-- RECORDS FOR THE TASK --

* begin *

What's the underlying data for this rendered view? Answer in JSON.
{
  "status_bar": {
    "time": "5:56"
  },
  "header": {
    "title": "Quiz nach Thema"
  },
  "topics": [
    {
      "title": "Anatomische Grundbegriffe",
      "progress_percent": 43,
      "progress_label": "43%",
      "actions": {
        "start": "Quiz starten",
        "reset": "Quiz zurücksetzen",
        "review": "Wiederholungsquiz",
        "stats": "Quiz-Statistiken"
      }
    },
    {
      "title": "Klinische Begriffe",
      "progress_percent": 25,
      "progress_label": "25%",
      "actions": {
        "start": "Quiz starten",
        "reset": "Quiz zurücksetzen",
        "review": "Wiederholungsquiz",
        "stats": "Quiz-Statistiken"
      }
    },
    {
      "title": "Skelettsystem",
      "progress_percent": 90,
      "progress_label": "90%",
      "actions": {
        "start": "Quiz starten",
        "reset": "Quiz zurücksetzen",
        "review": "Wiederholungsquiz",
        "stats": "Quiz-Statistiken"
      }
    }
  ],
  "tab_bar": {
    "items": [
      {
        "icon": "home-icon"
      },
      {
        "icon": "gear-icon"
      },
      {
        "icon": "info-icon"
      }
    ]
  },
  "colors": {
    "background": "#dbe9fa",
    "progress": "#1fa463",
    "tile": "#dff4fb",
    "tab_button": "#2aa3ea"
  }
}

* end *

-- EXERCISE REQUIREMENTS --
Quote every line of the data, word for word.

-- OUTPUT --
What's the underlying data for this rendered view? Answer in JSON.
{
  "status_bar": {
    "time": "5:56"
  },
  "header": {
    "title": "Quiz nach Thema"
  },
  "topics": [
    {
      "title": "Anatomische Grundbegriffe",
      "progress_percent": 43,
      "progress_label": "43%",
      "actions": {
        "start": "Quiz starten",
        "reset": "Quiz zurücksetzen",
        "review": "Wiederholungsquiz",
        "stats": "Quiz-Statistiken"
      }
    },
    {
      "title": "Klinische Begriffe",
      "progress_percent": 25,
      "progress_label": "25%",
      "actions": {
        "start": "Quiz starten",
        "reset": "Quiz zurücksetzen",
        "review": "Wiederholungsquiz",
        "stats": "Quiz-Statistiken"
      }
    },
    {
      "title": "Skelettsystem",
      "progress_percent": 90,
      "progress_label": "90%",
      "actions": {
        "start": "Quiz starten",
        "reset": "Quiz zurücksetzen",
        "review": "Wiederholungsquiz",
        "stats": "Quiz-Statistiken"
      }
    }
  ],
  "tab_bar": {
    "items": [
      {
        "icon": "home-icon"
      },
      {
        "icon": "gear-icon"
      },
      {
        "icon": "info-icon"
      }
    ]
  },
  "colors": {
    "background": "#dbe9fa",
    "progress": "#1fa463",
    "tile": "#dff4fb",
    "tab_button": "#2aa3ea"
  }
}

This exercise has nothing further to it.